Task objective:
Continue the piece about Anthony Braxton and Graham Lock's book from where it stops, keeping its casual, lower-case style.

### Source document

the raddest thing is that Braxton seems to recognize how brave this process-oriented, knowledge-based viewpoint is. for an artist who, as he expresses time and again in the book, so distrusts critics, it's a big thing for him to advocate so strongly for Lock in the intro: "It was always clear to me that only a creative person can write with insight about creativity--and I was right! Read the book and like or hate me if you will--but I wouldn't have had a chance with an average writer. I respect Graham Lock's efforts because he respects his profession--Lock has technique but he is not a technocrat... *Thank you for your work, sir.*"
beautiful! god, can you imagine how wonderful that must have felt for Lock to hear that? it's a contract of mutual respect. Braxton clearly relishes the opportunity to speak his mind as much as Lock enjoys picking his brain. and Braxton clearly appreciates Lock's struggle to make sense of his systems. at one point, Lock observes this at one of Braxton's lectures: "Braxton pauses and wearily surveys his silent, shivering audience. 'Is that clear? I don't want to assume that for once in my life I've said something clear enough that everybody understands it.'"
in other words, Braxton gets it. he understands what a massive undertaking it is for someone to try to parse his musical and linguistic systems, and maybe Lock's endeavor even put him on the spot a little bit, made him clarify oblique terms that he was hiding behind. Lock never flinches, just drills right through, asking Braxton to define his pet words like "restructuralist" "co-ordinate musics," etc. it would be a mistake for a writer to swallow this stuff whole, just as it would be a mistake for a critic to dismiss it as highfalutin' garbage, as so many have done vis a vis Braxton.

######
### Information provided

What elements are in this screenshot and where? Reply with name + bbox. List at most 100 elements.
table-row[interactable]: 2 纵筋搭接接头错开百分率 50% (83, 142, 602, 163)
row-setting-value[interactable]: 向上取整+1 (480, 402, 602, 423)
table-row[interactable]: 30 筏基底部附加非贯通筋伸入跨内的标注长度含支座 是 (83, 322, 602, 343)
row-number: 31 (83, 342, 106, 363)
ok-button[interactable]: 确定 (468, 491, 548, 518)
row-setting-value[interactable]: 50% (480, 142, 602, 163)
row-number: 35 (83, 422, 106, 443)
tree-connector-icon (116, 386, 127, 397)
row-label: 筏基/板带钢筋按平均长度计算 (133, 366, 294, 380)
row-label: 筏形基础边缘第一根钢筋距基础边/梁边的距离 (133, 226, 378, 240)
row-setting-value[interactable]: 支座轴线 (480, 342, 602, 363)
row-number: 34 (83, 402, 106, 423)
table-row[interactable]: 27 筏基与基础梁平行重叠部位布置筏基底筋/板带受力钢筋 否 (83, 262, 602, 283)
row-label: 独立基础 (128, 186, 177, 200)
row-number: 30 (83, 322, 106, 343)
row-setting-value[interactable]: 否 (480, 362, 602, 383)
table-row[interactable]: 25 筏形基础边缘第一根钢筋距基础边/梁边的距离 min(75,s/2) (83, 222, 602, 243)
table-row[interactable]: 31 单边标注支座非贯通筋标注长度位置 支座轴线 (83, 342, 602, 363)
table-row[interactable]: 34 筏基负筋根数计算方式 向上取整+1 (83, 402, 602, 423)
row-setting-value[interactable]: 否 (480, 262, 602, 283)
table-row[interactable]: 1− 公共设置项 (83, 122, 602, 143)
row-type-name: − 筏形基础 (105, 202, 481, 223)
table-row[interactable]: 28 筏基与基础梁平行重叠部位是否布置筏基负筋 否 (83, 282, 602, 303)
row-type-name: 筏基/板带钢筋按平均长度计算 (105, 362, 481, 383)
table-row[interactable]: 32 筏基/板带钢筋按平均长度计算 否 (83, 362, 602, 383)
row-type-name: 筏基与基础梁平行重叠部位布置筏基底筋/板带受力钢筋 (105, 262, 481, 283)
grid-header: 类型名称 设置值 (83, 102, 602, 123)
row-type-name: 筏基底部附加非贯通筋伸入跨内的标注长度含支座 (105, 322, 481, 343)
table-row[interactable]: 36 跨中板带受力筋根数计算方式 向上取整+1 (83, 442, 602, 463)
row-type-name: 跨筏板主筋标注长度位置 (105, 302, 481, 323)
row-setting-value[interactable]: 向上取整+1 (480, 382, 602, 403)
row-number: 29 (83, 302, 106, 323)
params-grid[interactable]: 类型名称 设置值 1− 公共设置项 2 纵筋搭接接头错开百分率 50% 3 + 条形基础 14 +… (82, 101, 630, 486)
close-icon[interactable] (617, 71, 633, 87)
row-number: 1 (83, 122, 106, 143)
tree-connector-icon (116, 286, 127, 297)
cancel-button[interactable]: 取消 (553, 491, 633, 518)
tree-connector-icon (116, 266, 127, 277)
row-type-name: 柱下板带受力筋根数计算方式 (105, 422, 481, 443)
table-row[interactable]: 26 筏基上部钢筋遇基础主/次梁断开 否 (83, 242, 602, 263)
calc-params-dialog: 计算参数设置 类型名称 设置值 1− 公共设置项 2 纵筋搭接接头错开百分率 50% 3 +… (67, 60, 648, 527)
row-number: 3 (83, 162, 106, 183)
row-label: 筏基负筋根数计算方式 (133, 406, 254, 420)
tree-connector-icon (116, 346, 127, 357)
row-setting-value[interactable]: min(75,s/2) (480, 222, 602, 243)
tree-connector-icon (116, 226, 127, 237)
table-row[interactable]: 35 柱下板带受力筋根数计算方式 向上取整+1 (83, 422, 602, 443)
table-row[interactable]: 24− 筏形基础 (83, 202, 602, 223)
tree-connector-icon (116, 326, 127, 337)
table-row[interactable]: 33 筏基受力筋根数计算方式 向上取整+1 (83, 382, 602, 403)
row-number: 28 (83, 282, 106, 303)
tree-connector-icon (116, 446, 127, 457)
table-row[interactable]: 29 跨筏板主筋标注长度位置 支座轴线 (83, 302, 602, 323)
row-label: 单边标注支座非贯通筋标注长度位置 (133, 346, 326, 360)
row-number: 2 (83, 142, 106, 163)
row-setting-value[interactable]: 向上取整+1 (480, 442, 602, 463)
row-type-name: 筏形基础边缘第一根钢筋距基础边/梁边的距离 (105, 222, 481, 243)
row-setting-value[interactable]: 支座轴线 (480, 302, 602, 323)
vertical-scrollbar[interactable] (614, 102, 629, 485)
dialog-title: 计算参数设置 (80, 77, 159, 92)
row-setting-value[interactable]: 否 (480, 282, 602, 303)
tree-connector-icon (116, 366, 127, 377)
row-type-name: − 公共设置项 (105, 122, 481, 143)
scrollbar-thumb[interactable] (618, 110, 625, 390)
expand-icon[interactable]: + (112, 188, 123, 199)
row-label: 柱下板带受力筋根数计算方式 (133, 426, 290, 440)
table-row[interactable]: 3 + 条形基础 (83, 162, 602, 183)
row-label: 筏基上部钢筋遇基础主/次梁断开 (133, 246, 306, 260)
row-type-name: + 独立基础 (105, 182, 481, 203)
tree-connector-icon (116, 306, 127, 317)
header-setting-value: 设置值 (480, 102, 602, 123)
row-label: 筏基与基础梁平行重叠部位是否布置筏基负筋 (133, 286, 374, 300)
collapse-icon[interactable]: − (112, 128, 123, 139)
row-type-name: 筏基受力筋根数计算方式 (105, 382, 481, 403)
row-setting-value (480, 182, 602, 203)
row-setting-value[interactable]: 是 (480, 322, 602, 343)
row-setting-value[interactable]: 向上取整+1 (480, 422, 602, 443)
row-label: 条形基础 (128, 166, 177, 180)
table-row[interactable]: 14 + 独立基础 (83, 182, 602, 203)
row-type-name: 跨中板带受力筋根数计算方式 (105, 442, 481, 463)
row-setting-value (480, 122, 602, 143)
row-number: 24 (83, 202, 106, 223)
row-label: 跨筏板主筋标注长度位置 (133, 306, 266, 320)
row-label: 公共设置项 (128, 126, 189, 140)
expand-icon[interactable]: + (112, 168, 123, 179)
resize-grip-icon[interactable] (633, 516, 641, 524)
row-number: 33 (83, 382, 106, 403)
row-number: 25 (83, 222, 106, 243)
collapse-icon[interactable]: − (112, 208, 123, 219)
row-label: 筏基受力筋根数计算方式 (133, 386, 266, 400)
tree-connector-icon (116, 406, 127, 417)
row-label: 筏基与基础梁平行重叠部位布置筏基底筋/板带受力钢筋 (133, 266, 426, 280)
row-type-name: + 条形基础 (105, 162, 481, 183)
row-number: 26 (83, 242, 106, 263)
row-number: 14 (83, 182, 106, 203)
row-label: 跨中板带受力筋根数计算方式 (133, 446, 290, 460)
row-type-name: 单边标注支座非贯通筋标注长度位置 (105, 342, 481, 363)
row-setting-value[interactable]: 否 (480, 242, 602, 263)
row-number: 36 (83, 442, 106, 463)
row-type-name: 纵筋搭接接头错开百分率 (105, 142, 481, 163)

######

Exercise output:
whatever you think of Braxton, reading this book, there's no doubt that he's a genius worthy of having such a book written about him, worthy of being studied and analyzed and yes, critiqued, but more importanly appreciated. Braxton's insights are too numerous to recount. suffice it to say that if you read this book, you'll receive incredible insight into jazz, period. Braxton has an incredibly holistic viewpoint on the music and his whole theory of restructuralists (Parker, Coltrane, Ayler, etc.) and stylists (Warne Marsh, Jackie McLean, etc.) is a really useful framework. so are his theories of sexism, "the myth of the sweating brow," "black exotica" and the countless other prejudices that have infected the music. you'll also get some great humor out of the guy (at one point, he hits upon the idea to establish a chain in England and serve "Braxburgers"). he's just a fascinating person to "be around," and Lock lets you do that; his reactions always seem honest, and he knows just when to ask for clarification and when to let Braxton hold on to his obliquity.
as i said, there are a million insights into music and life here. this is only one. Braxton offers:
"When you establish a consistent body of work it makes its own reality, and there's no way it can be put down or put up: it bcomes something that exists for human beings, a body of musics that will help people on the planet."
i say amen to that. Graham Lock did too, and he and Braxton have got a timeless work of scholarship to show for it. i'd suggest you pick up a copy posthaste.